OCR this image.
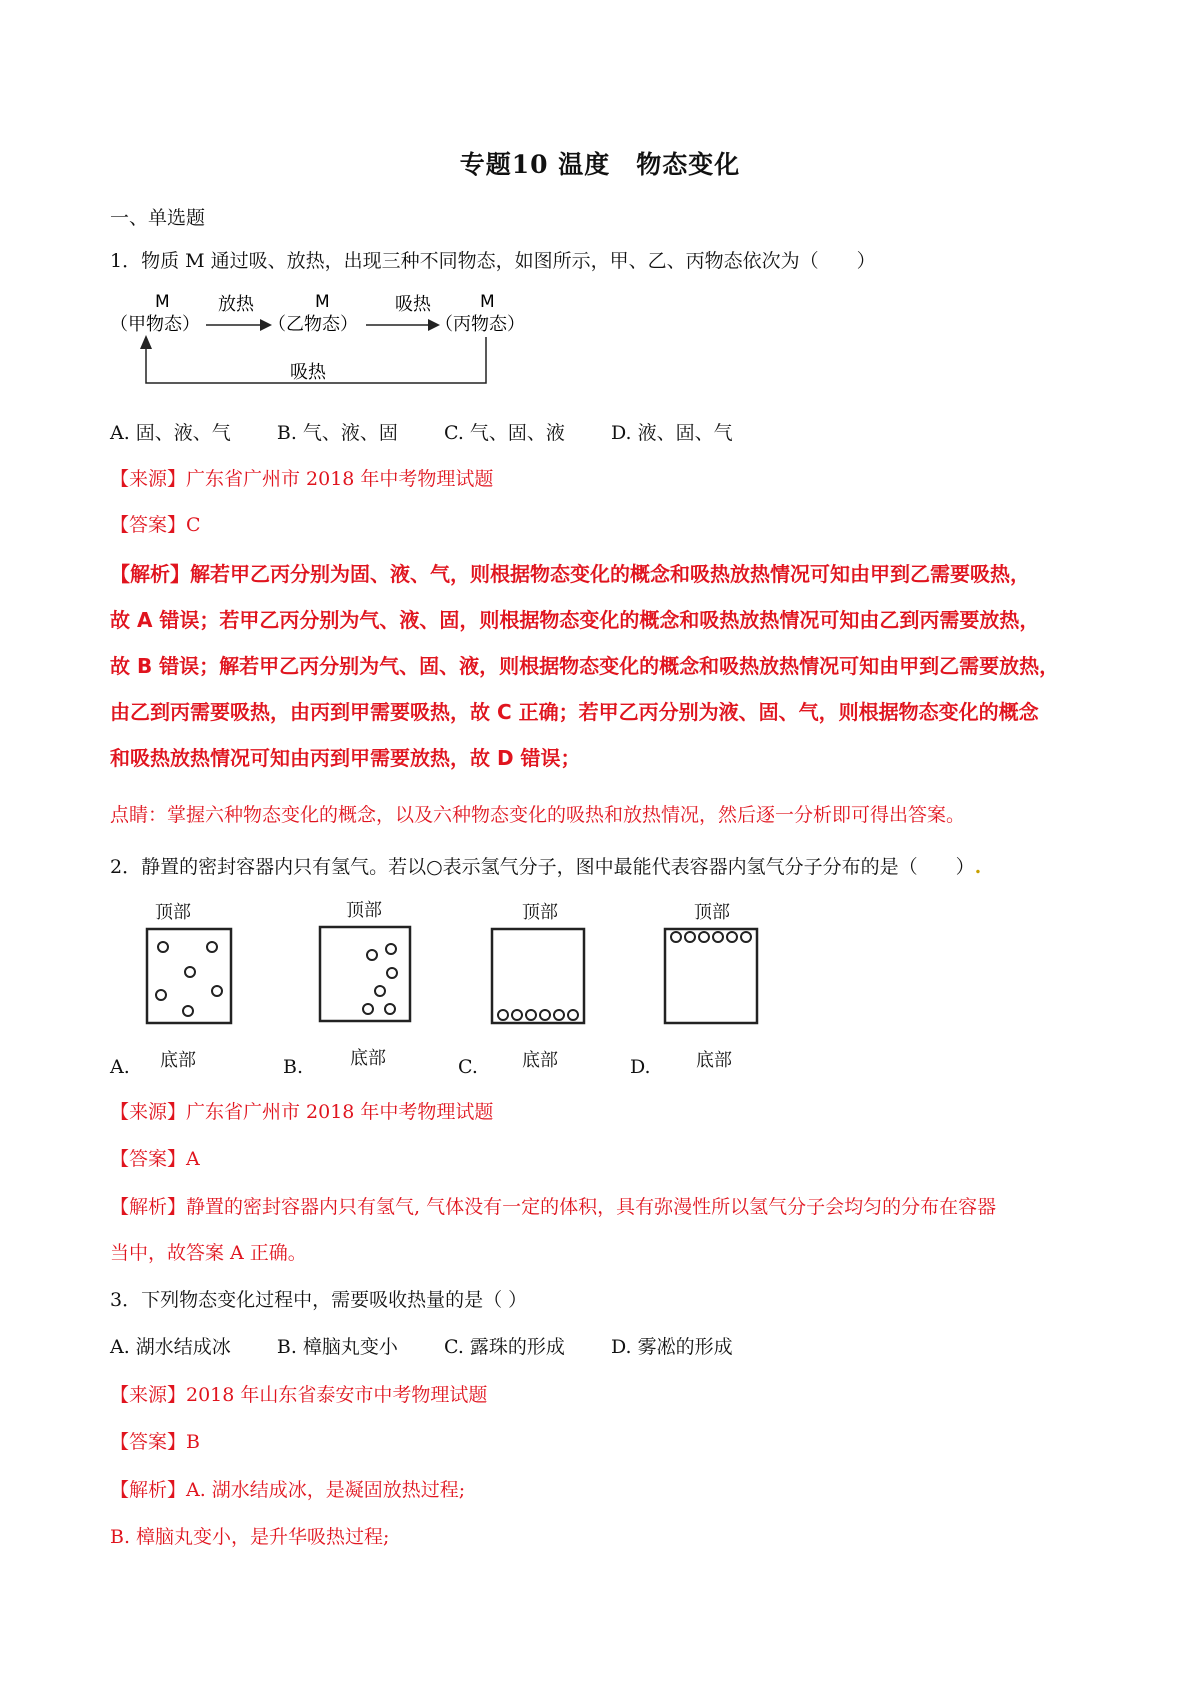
专题10 温度　物态变化
一、单选题
1．物质 M 通过吸、放热，出现三种不同物态，如图所示，甲、乙、丙物态依次为（　　）
M
（甲物态）
放热	M
（乙物态）
吸热	M
（丙物态）
吸热
A. 固、液、气 B. 气、液、固 C. 气、固、液 D. 液、固、气
【来源】广东省广州市 2018 年中考物理试题
【答案】C
【解析】解若甲乙丙分别为固、液、气，则根据物态变化的概念和吸热放热情况可知由甲到乙需要吸热，
故 A 错误；若甲乙丙分别为气、液、固，则根据物态变化的概念和吸热放热情况可知由乙到丙需要放热，
故 B 错误；解若甲乙丙分别为气、固、液，则根据物态变化的概念和吸热放热情况可知由甲到乙需要放热，
由乙到丙需要吸热，由丙到甲需要吸热，故 C 正确；若甲乙丙分别为液、固、气，则根据物态变化的概念
和吸热放热情况可知由丙到甲需要放热，故 D 错误；
点睛：掌握六种物态变化的概念，以及六种物态变化的吸热和放热情况，然后逐一分析即可得出答案。
2．静置的密封容器内只有氢气。若以○表示氢气分子，图中最能代表容器内氢气分子分布的是（　　）.
顶部
底部
顶部
底部
顶部
底部
顶部
底部
A.	B.	C.	D.
【来源】广东省广州市 2018 年中考物理试题
【答案】A
【解析】静置的密封容器内只有氢气, 气体没有一定的体积，具有弥漫性所以氢气分子会均匀的分布在容器
当中，故答案 A 正确。
3．下列物态变化过程中，需要吸收热量的是（ ）
A. 湖水结成冰 B. 樟脑丸变小 C. 露珠的形成 D. 雾凇的形成
【来源】2018 年山东省泰安市中考物理试题
【答案】B
【解析】A. 湖水结成冰，是凝固放热过程;
B. 樟脑丸变小，是升华吸热过程;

---

Without the pictures, write out the whole listing above exactly as it appears.

#### [Answer below]
OCR this image.
专题10 温度　物态变化
一、单选题
1．物质 M 通过吸、放热，出现三种不同物态，如图所示，甲、乙、丙物态依次为（　　）
M
（甲物态）
放热	M
（乙物态）
吸热	M
（丙物态）
吸热
A. 固、液、气 B. 气、液、固 C. 气、固、液 D. 液、固、气
【来源】广东省广州市 2018 年中考物理试题
【答案】C
【解析】解若甲乙丙分别为固、液、气，则根据物态变化的概念和吸热放热情况可知由甲到乙需要吸热，
故 A 错误；若甲乙丙分别为气、液、固，则根据物态变化的概念和吸热放热情况可知由乙到丙需要放热，
故 B 错误；解若甲乙丙分别为气、固、液，则根据物态变化的概念和吸热放热情况可知由甲到乙需要放热，
由乙到丙需要吸热，由丙到甲需要吸热，故 C 正确；若甲乙丙分别为液、固、气，则根据物态变化的概念
和吸热放热情况可知由丙到甲需要放热，故 D 错误；
点睛：掌握六种物态变化的概念，以及六种物态变化的吸热和放热情况，然后逐一分析即可得出答案。
2．静置的密封容器内只有氢气。若以○表示氢气分子，图中最能代表容器内氢气分子分布的是（　　）.
顶部
底部
顶部
底部
顶部
底部
顶部
底部
A.	B.	C.	D.
【来源】广东省广州市 2018 年中考物理试题
【答案】A
【解析】静置的密封容器内只有氢气, 气体没有一定的体积，具有弥漫性所以氢气分子会均匀的分布在容器
当中，故答案 A 正确。
3．下列物态变化过程中，需要吸收热量的是（ ）
A. 湖水结成冰 B. 樟脑丸变小 C. 露珠的形成 D. 雾凇的形成
【来源】2018 年山东省泰安市中考物理试题
【答案】B
【解析】A. 湖水结成冰，是凝固放热过程;
B. 樟脑丸变小，是升华吸热过程;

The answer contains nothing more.